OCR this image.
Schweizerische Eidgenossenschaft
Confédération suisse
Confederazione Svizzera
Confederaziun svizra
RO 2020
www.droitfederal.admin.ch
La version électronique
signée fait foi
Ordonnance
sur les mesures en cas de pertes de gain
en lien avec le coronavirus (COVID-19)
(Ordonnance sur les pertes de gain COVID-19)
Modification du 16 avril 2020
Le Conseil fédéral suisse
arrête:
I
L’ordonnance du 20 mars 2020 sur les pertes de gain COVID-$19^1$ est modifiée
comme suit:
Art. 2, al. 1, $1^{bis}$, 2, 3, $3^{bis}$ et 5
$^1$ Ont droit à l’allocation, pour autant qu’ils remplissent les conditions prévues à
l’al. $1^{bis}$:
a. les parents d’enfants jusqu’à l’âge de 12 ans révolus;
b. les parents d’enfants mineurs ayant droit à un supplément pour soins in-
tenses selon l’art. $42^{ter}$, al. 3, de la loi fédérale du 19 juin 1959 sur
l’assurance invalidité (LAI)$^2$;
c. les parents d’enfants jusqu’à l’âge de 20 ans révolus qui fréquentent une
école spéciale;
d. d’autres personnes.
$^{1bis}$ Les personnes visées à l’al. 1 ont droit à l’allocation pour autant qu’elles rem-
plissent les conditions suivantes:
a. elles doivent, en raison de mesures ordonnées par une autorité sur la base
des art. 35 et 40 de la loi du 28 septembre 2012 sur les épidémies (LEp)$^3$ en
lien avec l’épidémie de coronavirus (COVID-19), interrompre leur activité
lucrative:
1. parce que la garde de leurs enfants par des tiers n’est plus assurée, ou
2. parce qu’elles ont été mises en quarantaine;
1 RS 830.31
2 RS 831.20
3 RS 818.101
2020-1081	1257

_ _ _ _ _

▸ **PROMPT**
Take the records shown above and output them again exactly.

▸ **SOLUTION**
OCR this image.
Schweizerische Eidgenossenschaft
Confédération suisse
Confederazione Svizzera
Confederaziun svizra
RO 2020
www.droitfederal.admin.ch
La version électronique
signée fait foi
Ordonnance
sur les mesures en cas de pertes de gain
en lien avec le coronavirus (COVID-19)
(Ordonnance sur les pertes de gain COVID-19)
Modification du 16 avril 2020
Le Conseil fédéral suisse
arrête:
I
L’ordonnance du 20 mars 2020 sur les pertes de gain COVID-$19^1$ est modifiée
comme suit:
Art. 2, al. 1, $1^{bis}$, 2, 3, $3^{bis}$ et 5
$^1$ Ont droit à l’allocation, pour autant qu’ils remplissent les conditions prévues à
l’al. $1^{bis}$:
a. les parents d’enfants jusqu’à l’âge de 12 ans révolus;
b. les parents d’enfants mineurs ayant droit à un supplément pour soins in-
tenses selon l’art. $42^{ter}$, al. 3, de la loi fédérale du 19 juin 1959 sur
l’assurance invalidité (LAI)$^2$;
c. les parents d’enfants jusqu’à l’âge de 20 ans révolus qui fréquentent une
école spéciale;
d. d’autres personnes.
$^{1bis}$ Les personnes visées à l’al. 1 ont droit à l’allocation pour autant qu’elles rem-
plissent les conditions suivantes:
a. elles doivent, en raison de mesures ordonnées par une autorité sur la base
des art. 35 et 40 de la loi du 28 septembre 2012 sur les épidémies (LEp)$^3$ en
lien avec l’épidémie de coronavirus (COVID-19), interrompre leur activité
lucrative:
1. parce que la garde de leurs enfants par des tiers n’est plus assurée, ou
2. parce qu’elles ont été mises en quarantaine;
1 RS 830.31
2 RS 831.20
3 RS 818.101
2020-1081	1257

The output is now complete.